▶ [DESCRIPTION OF THE TASK]
State how many lines contain "with", and write nothing except that count.

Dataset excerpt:

▬▬▬▬▬▬

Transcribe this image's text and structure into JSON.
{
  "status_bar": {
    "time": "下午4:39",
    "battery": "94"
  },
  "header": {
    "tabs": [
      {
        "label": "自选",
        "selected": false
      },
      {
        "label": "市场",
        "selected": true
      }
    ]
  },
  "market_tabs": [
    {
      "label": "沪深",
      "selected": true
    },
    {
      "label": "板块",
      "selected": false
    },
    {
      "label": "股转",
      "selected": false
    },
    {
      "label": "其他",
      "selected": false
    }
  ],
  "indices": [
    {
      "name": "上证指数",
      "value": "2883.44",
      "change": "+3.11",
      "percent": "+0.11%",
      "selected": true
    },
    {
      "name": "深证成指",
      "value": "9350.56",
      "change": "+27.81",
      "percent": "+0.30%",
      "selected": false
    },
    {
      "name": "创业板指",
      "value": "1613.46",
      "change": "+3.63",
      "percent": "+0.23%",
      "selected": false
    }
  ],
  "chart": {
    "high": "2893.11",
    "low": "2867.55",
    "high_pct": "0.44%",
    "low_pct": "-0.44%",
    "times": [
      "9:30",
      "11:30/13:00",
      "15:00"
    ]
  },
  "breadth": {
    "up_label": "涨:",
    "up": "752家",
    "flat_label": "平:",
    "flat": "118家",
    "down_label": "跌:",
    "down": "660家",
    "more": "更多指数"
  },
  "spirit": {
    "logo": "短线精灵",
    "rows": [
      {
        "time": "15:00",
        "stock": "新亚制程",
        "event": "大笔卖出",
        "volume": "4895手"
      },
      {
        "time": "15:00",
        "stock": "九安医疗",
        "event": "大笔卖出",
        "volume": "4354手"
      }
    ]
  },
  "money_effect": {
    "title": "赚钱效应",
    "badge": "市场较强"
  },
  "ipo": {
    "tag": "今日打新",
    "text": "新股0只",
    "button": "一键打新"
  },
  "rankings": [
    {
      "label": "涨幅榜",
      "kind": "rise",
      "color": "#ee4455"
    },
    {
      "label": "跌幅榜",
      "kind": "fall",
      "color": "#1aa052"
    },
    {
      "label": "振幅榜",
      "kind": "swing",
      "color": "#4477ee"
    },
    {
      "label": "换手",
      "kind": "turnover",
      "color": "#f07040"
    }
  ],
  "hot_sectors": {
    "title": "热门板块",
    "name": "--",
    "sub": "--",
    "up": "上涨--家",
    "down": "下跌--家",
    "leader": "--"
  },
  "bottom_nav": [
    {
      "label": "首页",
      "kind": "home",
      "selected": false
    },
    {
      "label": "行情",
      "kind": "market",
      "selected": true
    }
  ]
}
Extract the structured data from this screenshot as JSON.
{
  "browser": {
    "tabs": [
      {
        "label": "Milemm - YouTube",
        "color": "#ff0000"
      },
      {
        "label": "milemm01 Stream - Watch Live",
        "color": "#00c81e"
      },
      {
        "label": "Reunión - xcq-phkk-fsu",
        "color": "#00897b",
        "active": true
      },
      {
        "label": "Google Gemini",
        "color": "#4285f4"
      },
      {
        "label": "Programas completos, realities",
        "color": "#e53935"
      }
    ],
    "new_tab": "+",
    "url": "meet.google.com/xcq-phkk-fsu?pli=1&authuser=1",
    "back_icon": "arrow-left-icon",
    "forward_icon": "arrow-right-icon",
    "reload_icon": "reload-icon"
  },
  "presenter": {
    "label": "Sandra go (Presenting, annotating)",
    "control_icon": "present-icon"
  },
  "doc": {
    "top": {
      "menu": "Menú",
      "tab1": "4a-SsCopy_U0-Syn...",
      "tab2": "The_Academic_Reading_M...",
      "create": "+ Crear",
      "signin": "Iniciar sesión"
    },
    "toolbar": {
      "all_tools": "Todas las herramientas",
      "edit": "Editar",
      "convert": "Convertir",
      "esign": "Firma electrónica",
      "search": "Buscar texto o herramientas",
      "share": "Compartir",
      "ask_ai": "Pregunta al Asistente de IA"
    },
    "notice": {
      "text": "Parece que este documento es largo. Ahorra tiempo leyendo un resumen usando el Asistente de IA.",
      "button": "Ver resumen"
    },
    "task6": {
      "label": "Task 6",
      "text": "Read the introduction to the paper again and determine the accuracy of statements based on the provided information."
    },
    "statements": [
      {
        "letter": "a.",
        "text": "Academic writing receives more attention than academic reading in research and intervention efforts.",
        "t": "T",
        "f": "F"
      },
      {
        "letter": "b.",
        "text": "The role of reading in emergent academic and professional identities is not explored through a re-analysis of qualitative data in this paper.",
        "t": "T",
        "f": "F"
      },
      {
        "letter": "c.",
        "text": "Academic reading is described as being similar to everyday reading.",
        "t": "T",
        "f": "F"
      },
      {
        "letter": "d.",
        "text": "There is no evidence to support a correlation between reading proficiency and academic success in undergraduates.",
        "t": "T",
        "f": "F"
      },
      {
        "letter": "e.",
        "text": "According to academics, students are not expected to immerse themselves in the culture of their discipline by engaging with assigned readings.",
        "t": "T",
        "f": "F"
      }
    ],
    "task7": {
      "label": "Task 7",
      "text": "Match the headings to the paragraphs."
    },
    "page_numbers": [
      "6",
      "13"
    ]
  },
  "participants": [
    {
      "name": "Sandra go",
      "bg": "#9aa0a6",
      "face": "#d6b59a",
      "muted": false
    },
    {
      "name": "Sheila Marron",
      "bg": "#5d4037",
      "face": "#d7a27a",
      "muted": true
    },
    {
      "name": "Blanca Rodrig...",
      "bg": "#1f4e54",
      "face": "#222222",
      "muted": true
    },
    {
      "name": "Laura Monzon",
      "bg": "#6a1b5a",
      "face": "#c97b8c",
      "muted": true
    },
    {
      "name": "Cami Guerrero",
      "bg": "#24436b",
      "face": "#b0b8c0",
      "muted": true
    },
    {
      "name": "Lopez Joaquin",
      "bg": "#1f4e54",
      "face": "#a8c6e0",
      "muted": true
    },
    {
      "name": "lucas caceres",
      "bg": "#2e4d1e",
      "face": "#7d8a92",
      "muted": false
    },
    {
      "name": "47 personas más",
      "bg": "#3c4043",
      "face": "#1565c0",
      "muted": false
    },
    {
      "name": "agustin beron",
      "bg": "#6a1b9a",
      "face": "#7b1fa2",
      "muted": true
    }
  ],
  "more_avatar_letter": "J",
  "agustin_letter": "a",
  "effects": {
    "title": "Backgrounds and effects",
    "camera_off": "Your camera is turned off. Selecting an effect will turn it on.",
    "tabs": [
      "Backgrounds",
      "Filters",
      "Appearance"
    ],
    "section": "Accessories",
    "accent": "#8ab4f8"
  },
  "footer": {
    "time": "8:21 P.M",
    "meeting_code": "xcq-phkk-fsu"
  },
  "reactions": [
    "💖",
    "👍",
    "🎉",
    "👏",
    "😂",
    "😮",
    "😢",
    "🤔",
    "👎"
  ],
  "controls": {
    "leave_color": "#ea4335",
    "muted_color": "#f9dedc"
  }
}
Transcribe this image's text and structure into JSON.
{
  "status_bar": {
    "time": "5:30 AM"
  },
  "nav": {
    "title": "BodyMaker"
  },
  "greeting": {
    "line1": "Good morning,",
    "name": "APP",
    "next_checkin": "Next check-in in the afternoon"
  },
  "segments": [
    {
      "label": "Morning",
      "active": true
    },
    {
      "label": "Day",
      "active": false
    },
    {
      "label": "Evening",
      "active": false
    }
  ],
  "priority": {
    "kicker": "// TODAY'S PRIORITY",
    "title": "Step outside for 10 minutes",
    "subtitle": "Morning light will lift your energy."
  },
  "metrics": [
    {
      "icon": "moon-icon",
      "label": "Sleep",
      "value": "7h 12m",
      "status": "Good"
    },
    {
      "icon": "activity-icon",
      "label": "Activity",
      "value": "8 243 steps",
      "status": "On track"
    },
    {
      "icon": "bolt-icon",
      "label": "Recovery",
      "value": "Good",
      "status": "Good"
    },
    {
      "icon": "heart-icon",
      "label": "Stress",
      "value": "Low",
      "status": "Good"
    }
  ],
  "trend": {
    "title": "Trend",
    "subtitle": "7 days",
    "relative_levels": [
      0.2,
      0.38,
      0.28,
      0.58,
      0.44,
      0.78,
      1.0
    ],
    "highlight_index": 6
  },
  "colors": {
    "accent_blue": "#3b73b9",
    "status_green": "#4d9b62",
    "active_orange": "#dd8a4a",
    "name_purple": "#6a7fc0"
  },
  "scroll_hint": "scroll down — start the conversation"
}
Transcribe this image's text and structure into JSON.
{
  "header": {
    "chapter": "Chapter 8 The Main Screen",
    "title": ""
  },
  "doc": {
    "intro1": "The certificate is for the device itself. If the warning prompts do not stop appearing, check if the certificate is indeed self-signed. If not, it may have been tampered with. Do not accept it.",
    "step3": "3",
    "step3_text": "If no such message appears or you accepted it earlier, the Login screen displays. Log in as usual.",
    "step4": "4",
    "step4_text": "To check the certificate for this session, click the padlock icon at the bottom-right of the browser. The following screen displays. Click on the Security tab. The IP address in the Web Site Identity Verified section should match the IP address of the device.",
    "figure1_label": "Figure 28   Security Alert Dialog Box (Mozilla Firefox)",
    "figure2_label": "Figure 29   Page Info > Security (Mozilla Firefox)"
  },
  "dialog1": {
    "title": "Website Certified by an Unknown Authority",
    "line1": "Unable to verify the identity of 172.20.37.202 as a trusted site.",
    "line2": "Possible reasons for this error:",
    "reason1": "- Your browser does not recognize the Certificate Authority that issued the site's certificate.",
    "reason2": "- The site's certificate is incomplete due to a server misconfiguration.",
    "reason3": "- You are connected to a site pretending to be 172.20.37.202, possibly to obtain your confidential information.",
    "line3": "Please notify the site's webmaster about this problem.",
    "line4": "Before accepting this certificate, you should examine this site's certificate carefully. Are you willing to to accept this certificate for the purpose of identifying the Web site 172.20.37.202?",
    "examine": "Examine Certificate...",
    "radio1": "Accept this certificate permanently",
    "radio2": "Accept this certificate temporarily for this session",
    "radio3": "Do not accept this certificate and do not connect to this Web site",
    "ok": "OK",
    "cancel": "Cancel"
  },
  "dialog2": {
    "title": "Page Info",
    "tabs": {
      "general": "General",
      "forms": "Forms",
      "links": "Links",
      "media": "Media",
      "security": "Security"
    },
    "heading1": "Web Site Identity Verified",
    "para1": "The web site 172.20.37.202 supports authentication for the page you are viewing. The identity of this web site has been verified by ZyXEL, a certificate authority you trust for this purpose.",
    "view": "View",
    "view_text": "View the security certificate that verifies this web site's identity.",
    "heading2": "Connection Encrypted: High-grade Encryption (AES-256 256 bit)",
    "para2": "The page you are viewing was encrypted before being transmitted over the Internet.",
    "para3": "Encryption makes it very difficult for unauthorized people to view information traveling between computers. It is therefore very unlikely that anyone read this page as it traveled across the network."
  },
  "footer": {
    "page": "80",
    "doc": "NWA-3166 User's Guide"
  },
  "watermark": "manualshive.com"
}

▬▬▬▬▬▬

▶ [CORRECT RESULT]
2